◆ DIRECTIONS:
Return all of the data exactly as written, without the pictures.

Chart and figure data

——

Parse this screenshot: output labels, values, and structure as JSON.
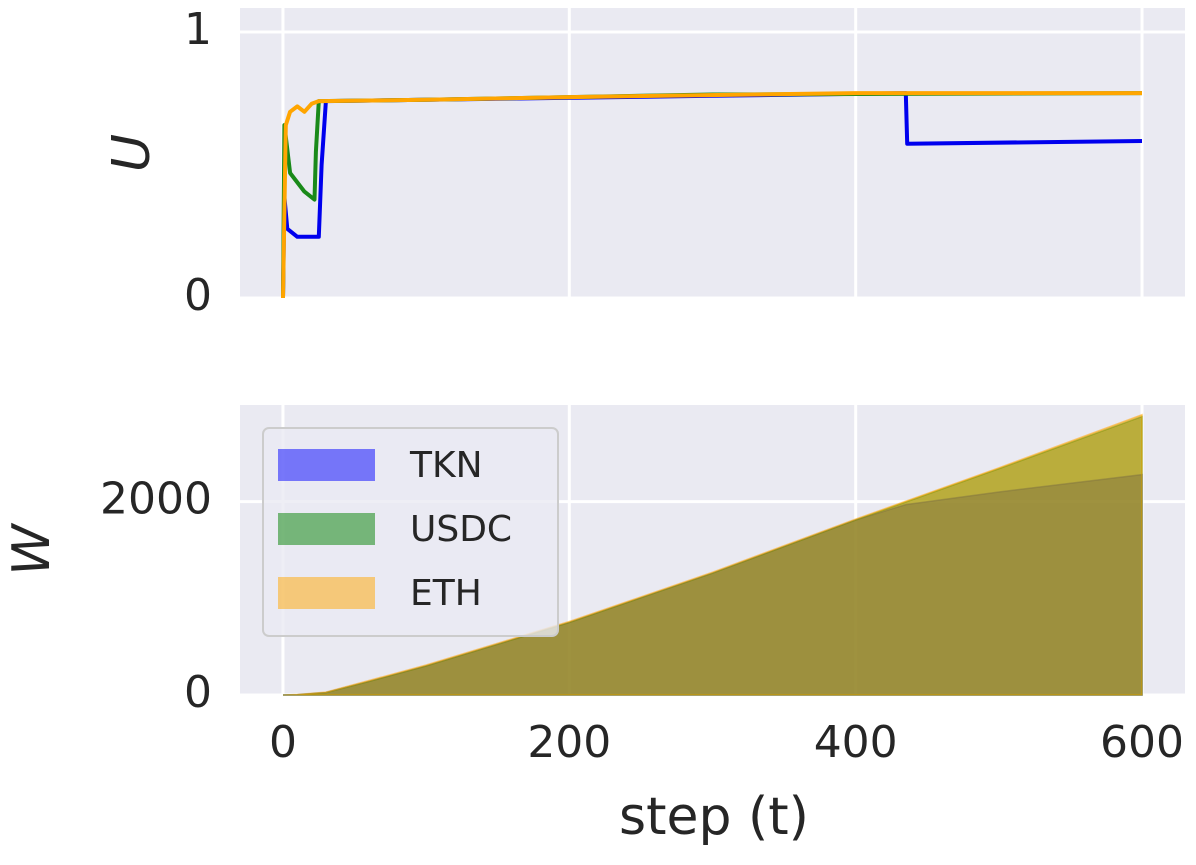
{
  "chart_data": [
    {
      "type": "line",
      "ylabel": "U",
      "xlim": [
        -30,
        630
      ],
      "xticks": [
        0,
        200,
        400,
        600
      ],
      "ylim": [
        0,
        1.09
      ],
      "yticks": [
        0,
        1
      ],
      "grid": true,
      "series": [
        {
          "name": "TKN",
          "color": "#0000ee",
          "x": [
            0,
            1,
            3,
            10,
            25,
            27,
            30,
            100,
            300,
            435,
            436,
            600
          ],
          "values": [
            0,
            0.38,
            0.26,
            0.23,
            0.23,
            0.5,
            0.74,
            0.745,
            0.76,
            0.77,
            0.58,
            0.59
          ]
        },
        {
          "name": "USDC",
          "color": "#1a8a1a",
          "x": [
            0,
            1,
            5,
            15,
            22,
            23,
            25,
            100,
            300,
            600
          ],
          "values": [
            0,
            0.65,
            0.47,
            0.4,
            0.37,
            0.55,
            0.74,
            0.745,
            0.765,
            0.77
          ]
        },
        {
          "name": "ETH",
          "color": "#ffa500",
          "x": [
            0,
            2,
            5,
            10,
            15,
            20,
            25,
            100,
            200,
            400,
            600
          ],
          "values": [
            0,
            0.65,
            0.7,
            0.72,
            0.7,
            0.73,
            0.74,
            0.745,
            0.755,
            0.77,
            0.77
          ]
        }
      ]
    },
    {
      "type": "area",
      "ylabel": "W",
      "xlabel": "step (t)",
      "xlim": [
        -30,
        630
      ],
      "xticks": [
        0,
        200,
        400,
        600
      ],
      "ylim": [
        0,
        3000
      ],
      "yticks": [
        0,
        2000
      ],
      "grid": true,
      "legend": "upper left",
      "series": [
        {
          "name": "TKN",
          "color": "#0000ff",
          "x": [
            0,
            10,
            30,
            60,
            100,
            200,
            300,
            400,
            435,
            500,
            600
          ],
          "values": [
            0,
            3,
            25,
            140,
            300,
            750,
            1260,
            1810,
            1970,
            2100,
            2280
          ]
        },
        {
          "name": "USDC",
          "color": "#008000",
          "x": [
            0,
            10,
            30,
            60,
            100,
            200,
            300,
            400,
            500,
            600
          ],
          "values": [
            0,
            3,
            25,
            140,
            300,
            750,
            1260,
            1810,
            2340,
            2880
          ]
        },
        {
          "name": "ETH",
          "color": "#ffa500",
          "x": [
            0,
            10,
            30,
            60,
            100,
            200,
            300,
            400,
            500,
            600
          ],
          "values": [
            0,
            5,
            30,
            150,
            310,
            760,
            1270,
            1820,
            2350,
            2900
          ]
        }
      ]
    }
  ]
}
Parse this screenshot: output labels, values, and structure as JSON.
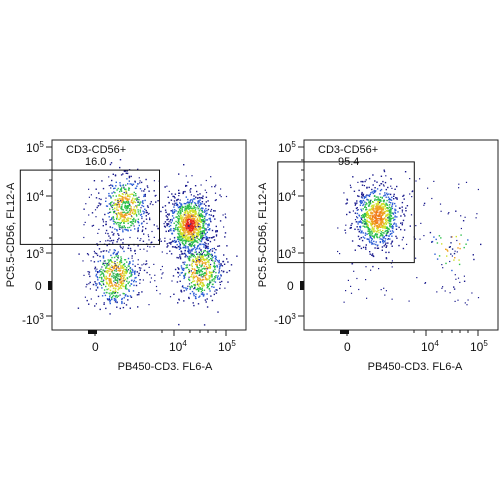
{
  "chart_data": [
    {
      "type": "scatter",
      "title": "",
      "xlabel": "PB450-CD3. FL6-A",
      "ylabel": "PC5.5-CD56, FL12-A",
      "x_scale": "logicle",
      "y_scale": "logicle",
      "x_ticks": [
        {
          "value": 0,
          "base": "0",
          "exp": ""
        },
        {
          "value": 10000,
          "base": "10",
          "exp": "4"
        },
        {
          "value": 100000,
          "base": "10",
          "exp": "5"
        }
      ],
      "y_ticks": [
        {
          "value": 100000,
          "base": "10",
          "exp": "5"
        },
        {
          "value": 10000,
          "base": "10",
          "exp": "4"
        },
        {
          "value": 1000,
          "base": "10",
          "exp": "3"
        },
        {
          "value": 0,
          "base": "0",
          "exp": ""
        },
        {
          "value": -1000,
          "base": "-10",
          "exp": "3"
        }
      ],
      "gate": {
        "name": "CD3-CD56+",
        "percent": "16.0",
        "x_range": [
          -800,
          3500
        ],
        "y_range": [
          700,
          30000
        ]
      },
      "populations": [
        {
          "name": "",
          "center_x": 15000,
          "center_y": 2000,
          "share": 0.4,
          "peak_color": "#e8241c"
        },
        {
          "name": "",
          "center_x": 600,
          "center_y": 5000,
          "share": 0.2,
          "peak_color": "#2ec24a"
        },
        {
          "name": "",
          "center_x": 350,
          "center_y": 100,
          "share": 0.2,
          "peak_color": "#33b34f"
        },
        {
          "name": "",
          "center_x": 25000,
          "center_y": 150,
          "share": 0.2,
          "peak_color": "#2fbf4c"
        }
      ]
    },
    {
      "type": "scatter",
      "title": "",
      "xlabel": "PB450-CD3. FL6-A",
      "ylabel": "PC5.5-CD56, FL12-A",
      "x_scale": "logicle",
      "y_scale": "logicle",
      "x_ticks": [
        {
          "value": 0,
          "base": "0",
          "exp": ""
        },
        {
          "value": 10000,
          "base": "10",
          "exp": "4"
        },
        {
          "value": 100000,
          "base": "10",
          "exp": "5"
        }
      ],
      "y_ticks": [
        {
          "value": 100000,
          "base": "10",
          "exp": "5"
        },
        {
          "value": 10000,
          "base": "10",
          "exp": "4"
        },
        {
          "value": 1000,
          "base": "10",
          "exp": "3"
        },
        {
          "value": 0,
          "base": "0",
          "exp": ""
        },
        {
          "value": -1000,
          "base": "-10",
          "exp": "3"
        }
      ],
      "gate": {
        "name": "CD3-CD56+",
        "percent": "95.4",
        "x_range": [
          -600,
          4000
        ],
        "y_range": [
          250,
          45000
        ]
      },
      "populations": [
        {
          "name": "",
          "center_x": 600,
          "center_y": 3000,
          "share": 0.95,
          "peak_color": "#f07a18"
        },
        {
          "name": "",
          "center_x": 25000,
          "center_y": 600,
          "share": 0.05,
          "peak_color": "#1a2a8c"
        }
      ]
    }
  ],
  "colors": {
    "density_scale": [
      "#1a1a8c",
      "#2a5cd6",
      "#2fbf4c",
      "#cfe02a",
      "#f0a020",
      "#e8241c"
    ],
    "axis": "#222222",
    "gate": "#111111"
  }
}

——

◆ PROBLEM SOLUTION:
Parse this screenshot: output labels, values, and structure as JSON.
{
  "chart_data": [
    {
      "type": "line",
      "ylabel": "U",
      "xlim": [
        -30,
        630
      ],
      "xticks": [
        0,
        200,
        400,
        600
      ],
      "ylim": [
        0,
        1.09
      ],
      "yticks": [
        0,
        1
      ],
      "grid": true,
      "series": [
        {
          "name": "TKN",
          "color": "#0000ee",
          "x": [
            0,
            1,
            3,
            10,
            25,
            27,
            30,
            100,
            300,
            435,
            436,
            600
          ],
          "values": [
            0,
            0.38,
            0.26,
            0.23,
            0.23,
            0.5,
            0.74,
            0.745,
            0.76,
            0.77,
            0.58,
            0.59
          ]
        },
        {
          "name": "USDC",
          "color": "#1a8a1a",
          "x": [
            0,
            1,
            5,
            15,
            22,
            23,
            25,
            100,
            300,
            600
          ],
          "values": [
            0,
            0.65,
            0.47,
            0.4,
            0.37,
            0.55,
            0.74,
            0.745,
            0.765,
            0.77
          ]
        },
        {
          "name": "ETH",
          "color": "#ffa500",
          "x": [
            0,
            2,
            5,
            10,
            15,
            20,
            25,
            100,
            200,
            400,
            600
          ],
          "values": [
            0,
            0.65,
            0.7,
            0.72,
            0.7,
            0.73,
            0.74,
            0.745,
            0.755,
            0.77,
            0.77
          ]
        }
      ]
    },
    {
      "type": "area",
      "ylabel": "W",
      "xlabel": "step (t)",
      "xlim": [
        -30,
        630
      ],
      "xticks": [
        0,
        200,
        400,
        600
      ],
      "ylim": [
        0,
        3000
      ],
      "yticks": [
        0,
        2000
      ],
      "grid": true,
      "legend": "upper left",
      "series": [
        {
          "name": "TKN",
          "color": "#0000ff",
          "x": [
            0,
            10,
            30,
            60,
            100,
            200,
            300,
            400,
            435,
            500,
            600
          ],
          "values": [
            0,
            3,
            25,
            140,
            300,
            750,
            1260,
            1810,
            1970,
            2100,
            2280
          ]
        },
        {
          "name": "USDC",
          "color": "#008000",
          "x": [
            0,
            10,
            30,
            60,
            100,
            200,
            300,
            400,
            500,
            600
          ],
          "values": [
            0,
            3,
            25,
            140,
            300,
            750,
            1260,
            1810,
            2340,
            2880
          ]
        },
        {
          "name": "ETH",
          "color": "#ffa500",
          "x": [
            0,
            10,
            30,
            60,
            100,
            200,
            300,
            400,
            500,
            600
          ],
          "values": [
            0,
            5,
            30,
            150,
            310,
            760,
            1270,
            1820,
            2350,
            2900
          ]
        }
      ]
    }
  ]
}
Parse this screenshot: output labels, values, and structure as JSON.
{
  "chart_data": [
    {
      "type": "scatter",
      "title": "",
      "xlabel": "PB450-CD3. FL6-A",
      "ylabel": "PC5.5-CD56, FL12-A",
      "x_scale": "logicle",
      "y_scale": "logicle",
      "x_ticks": [
        {
          "value": 0,
          "base": "0",
          "exp": ""
        },
        {
          "value": 10000,
          "base": "10",
          "exp": "4"
        },
        {
          "value": 100000,
          "base": "10",
          "exp": "5"
        }
      ],
      "y_ticks": [
        {
          "value": 100000,
          "base": "10",
          "exp": "5"
        },
        {
          "value": 10000,
          "base": "10",
          "exp": "4"
        },
        {
          "value": 1000,
          "base": "10",
          "exp": "3"
        },
        {
          "value": 0,
          "base": "0",
          "exp": ""
        },
        {
          "value": -1000,
          "base": "-10",
          "exp": "3"
        }
      ],
      "gate": {
        "name": "CD3-CD56+",
        "percent": "16.0",
        "x_range": [
          -800,
          3500
        ],
        "y_range": [
          700,
          30000
        ]
      },
      "populations": [
        {
          "name": "",
          "center_x": 15000,
          "center_y": 2000,
          "share": 0.4,
          "peak_color": "#e8241c"
        },
        {
          "name": "",
          "center_x": 600,
          "center_y": 5000,
          "share": 0.2,
          "peak_color": "#2ec24a"
        },
        {
          "name": "",
          "center_x": 350,
          "center_y": 100,
          "share": 0.2,
          "peak_color": "#33b34f"
        },
        {
          "name": "",
          "center_x": 25000,
          "center_y": 150,
          "share": 0.2,
          "peak_color": "#2fbf4c"
        }
      ]
    },
    {
      "type": "scatter",
      "title": "",
      "xlabel": "PB450-CD3. FL6-A",
      "ylabel": "PC5.5-CD56, FL12-A",
      "x_scale": "logicle",
      "y_scale": "logicle",
      "x_ticks": [
        {
          "value": 0,
          "base": "0",
          "exp": ""
        },
        {
          "value": 10000,
          "base": "10",
          "exp": "4"
        },
        {
          "value": 100000,
          "base": "10",
          "exp": "5"
        }
      ],
      "y_ticks": [
        {
          "value": 100000,
          "base": "10",
          "exp": "5"
        },
        {
          "value": 10000,
          "base": "10",
          "exp": "4"
        },
        {
          "value": 1000,
          "base": "10",
          "exp": "3"
        },
        {
          "value": 0,
          "base": "0",
          "exp": ""
        },
        {
          "value": -1000,
          "base": "-10",
          "exp": "3"
        }
      ],
      "gate": {
        "name": "CD3-CD56+",
        "percent": "95.4",
        "x_range": [
          -600,
          4000
        ],
        "y_range": [
          250,
          45000
        ]
      },
      "populations": [
        {
          "name": "",
          "center_x": 600,
          "center_y": 3000,
          "share": 0.95,
          "peak_color": "#f07a18"
        },
        {
          "name": "",
          "center_x": 25000,
          "center_y": 600,
          "share": 0.05,
          "peak_color": "#1a2a8c"
        }
      ]
    }
  ],
  "colors": {
    "density_scale": [
      "#1a1a8c",
      "#2a5cd6",
      "#2fbf4c",
      "#cfe02a",
      "#f0a020",
      "#e8241c"
    ],
    "axis": "#222222",
    "gate": "#111111"
  }
}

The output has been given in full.